Saved data entries
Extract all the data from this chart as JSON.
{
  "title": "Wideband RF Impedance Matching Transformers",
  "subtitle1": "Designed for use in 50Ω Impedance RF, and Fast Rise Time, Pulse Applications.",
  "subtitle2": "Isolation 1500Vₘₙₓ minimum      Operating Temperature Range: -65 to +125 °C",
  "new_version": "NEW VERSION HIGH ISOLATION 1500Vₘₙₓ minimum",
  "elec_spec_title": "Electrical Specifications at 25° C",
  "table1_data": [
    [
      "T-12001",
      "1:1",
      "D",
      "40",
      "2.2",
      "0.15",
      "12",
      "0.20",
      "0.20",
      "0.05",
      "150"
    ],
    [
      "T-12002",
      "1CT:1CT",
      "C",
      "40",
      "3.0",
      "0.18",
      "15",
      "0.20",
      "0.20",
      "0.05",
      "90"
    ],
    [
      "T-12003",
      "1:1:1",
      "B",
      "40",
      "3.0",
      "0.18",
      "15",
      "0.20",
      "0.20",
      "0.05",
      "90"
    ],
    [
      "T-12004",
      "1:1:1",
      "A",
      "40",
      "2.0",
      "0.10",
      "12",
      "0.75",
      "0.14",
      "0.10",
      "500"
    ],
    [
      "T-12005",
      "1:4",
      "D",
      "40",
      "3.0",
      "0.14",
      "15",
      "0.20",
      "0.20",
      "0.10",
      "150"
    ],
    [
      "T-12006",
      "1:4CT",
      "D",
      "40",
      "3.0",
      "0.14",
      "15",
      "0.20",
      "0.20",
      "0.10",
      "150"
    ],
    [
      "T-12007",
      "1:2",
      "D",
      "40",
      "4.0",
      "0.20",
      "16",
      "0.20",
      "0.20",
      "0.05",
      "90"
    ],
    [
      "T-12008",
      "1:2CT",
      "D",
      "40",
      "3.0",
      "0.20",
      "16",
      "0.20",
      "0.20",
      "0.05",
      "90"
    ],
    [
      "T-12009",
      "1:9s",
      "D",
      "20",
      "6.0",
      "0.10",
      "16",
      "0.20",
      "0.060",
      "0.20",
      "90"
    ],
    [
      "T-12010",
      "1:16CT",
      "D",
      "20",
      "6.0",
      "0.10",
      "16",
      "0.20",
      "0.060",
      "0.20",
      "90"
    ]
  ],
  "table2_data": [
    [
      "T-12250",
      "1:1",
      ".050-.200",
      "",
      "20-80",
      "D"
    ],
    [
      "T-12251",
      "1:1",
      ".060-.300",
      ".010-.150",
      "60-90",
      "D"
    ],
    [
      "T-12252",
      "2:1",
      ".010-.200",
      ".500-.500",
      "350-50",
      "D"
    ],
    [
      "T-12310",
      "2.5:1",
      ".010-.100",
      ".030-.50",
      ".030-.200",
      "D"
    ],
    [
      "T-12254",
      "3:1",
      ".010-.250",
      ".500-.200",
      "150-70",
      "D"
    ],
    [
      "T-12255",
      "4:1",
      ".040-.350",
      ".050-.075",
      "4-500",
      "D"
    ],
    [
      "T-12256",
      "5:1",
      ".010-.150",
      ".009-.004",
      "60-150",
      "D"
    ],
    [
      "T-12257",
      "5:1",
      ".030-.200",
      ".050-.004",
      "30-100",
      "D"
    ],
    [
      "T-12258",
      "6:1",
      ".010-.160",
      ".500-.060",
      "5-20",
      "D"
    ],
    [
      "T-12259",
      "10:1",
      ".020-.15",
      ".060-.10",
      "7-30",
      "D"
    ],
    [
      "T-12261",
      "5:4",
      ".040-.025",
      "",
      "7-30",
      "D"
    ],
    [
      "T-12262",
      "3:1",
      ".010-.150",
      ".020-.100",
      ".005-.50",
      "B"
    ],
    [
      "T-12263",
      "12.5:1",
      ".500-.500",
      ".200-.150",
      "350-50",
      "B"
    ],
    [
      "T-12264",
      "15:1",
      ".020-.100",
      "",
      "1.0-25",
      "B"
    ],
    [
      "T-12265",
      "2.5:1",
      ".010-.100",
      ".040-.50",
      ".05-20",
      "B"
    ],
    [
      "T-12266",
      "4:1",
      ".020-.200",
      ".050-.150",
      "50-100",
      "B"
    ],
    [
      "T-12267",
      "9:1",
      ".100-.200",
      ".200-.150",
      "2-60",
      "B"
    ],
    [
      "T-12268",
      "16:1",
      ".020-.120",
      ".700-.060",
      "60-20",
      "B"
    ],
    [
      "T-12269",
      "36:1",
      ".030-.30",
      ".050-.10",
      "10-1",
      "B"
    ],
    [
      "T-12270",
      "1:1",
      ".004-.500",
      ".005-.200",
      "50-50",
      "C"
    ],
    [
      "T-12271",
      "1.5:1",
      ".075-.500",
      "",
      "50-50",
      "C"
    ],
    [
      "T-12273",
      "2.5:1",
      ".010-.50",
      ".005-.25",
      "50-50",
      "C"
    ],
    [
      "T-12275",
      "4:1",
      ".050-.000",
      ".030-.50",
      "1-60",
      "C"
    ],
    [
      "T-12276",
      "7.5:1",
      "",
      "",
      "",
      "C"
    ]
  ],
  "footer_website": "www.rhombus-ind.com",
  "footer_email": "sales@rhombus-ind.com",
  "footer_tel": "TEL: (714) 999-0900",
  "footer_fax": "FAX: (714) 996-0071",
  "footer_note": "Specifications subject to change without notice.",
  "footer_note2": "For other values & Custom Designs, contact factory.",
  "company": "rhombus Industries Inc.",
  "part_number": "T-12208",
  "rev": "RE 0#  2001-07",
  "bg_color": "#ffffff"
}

DIRECTIONS>
Select all lines in the listing above where the word "Impedance" appears, and show them.

SOLVED PROBLEM>
  "title": "Wideband RF Impedance Matching Transformers",
  "subtitle1": "Designed for use in 50Ω Impedance RF, and Fast Rise Time, Pulse Applications.",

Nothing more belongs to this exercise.